++++ Record extracts ++++

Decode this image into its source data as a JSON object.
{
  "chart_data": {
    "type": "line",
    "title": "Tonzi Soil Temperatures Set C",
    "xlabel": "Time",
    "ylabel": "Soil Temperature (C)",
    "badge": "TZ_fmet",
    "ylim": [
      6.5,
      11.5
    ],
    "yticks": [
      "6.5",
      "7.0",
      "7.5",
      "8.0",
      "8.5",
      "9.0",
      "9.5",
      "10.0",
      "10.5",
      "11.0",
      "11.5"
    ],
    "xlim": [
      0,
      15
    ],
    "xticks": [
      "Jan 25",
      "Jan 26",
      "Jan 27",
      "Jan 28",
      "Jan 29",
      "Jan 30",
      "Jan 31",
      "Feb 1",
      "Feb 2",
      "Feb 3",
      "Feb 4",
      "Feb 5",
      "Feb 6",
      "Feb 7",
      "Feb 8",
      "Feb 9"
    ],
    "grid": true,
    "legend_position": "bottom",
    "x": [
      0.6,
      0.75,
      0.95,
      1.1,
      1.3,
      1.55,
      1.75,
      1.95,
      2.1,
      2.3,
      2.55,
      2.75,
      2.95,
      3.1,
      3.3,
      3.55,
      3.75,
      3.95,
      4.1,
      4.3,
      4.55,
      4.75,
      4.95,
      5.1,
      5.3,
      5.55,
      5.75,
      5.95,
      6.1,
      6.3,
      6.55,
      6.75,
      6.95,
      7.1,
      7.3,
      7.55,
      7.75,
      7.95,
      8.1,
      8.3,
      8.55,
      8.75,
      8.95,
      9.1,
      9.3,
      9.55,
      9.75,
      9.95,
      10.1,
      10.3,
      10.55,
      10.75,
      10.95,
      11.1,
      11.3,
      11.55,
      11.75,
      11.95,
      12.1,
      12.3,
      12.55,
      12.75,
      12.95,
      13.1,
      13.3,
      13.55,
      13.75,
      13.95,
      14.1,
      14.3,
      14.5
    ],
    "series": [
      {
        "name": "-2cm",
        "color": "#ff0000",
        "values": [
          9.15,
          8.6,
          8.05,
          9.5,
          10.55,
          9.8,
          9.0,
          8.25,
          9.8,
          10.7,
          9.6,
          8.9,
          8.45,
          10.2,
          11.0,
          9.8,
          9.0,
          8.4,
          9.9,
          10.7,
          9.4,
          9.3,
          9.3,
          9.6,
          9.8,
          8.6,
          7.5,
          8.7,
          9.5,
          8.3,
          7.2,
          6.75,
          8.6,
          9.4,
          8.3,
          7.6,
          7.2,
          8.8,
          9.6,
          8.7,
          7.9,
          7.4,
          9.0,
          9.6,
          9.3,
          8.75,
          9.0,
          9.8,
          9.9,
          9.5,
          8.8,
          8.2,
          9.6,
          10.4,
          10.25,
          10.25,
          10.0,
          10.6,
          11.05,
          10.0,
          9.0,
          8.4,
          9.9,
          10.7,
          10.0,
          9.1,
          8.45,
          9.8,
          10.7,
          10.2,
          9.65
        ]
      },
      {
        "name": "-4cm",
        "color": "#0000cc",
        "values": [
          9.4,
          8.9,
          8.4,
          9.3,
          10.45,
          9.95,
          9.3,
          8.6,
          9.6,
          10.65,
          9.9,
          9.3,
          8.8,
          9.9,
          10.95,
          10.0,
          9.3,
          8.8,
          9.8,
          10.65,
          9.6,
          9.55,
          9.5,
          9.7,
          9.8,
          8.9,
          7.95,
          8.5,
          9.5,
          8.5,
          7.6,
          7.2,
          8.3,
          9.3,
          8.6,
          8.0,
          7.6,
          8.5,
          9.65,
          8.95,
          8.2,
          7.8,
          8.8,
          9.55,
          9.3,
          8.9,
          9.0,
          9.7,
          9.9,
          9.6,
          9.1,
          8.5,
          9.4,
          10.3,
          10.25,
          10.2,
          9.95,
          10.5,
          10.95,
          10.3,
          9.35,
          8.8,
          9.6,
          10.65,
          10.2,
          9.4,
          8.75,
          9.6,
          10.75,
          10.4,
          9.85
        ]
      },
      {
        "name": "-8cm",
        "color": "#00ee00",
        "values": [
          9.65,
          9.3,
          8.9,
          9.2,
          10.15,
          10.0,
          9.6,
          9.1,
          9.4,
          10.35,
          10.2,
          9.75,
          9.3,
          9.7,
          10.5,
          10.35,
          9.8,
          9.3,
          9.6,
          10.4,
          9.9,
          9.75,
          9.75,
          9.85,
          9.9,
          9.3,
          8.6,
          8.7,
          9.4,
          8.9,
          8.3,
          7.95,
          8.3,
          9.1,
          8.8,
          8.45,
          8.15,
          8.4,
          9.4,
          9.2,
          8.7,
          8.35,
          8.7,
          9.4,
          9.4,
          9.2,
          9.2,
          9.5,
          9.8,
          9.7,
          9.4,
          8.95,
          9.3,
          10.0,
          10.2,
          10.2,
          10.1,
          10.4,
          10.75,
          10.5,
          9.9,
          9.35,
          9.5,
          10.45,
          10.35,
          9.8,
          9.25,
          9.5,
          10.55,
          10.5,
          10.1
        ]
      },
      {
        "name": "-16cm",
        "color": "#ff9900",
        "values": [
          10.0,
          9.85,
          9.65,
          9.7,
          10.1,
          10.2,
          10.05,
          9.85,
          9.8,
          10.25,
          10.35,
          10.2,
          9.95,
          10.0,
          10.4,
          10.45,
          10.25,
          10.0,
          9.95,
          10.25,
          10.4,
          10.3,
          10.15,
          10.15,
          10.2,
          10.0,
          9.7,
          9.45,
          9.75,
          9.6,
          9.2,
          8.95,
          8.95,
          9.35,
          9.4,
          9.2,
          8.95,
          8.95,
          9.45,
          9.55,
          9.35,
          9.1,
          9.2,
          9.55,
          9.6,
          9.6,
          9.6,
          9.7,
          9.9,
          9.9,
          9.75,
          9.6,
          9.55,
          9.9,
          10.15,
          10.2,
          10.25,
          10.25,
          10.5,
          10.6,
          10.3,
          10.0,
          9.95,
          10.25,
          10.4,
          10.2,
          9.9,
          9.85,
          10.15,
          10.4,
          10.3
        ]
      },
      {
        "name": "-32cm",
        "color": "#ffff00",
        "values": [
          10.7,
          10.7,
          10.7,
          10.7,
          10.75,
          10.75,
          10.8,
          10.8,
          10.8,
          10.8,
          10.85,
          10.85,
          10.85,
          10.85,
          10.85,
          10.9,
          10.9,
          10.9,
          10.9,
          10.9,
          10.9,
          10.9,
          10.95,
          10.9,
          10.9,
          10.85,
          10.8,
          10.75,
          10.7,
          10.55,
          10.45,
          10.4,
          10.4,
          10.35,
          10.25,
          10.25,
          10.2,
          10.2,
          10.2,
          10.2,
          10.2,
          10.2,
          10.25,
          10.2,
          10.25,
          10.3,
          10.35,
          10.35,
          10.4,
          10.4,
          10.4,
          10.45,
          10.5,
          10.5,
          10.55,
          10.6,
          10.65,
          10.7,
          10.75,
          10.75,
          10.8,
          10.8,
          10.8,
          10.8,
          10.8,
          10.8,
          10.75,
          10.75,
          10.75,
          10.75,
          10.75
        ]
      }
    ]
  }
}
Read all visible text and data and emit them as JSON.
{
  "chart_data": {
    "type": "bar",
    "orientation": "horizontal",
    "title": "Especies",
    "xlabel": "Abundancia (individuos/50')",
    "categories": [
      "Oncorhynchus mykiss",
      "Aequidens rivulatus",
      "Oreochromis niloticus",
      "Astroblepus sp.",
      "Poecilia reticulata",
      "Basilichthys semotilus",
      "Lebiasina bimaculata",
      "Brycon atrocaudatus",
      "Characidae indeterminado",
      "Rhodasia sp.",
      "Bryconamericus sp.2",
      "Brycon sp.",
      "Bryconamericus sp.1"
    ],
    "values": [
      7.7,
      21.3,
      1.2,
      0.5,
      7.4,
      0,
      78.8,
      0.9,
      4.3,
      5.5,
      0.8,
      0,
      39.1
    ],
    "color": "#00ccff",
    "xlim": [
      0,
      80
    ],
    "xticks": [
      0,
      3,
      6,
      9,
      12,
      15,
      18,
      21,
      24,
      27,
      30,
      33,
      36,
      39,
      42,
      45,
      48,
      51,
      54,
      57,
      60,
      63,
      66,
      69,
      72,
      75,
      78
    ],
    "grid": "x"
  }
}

++++

* Problem to solve: Quote exactly the line containing "Read all visible" and every later line through the end of the listing, and no other lines.

* Solution to this task:
Read all visible text and data and emit them as JSON.
{
  "chart_data": {
    "type": "bar",
    "orientation": "horizontal",
    "title": "Especies",
    "xlabel": "Abundancia (individuos/50')",
    "categories": [
      "Oncorhynchus mykiss",
      "Aequidens rivulatus",
      "Oreochromis niloticus",
      "Astroblepus sp.",
      "Poecilia reticulata",
      "Basilichthys semotilus",
      "Lebiasina bimaculata",
      "Brycon atrocaudatus",
      "Characidae indeterminado",
      "Rhodasia sp.",
      "Bryconamericus sp.2",
      "Brycon sp.",
      "Bryconamericus sp.1"
    ],
    "values": [
      7.7,
      21.3,
      1.2,
      0.5,
      7.4,
      0,
      78.8,
      0.9,
      4.3,
      5.5,
      0.8,
      0,
      39.1
    ],
    "color": "#00ccff",
    "xlim": [
      0,
      80
    ],
    "xticks": [
      0,
      3,
      6,
      9,
      12,
      15,
      18,
      21,
      24,
      27,
      30,
      33,
      36,
      39,
      42,
      45,
      48,
      51,
      54,
      57,
      60,
      63,
      66,
      69,
      72,
      75,
      78
    ],
    "grid": "x"
  }
}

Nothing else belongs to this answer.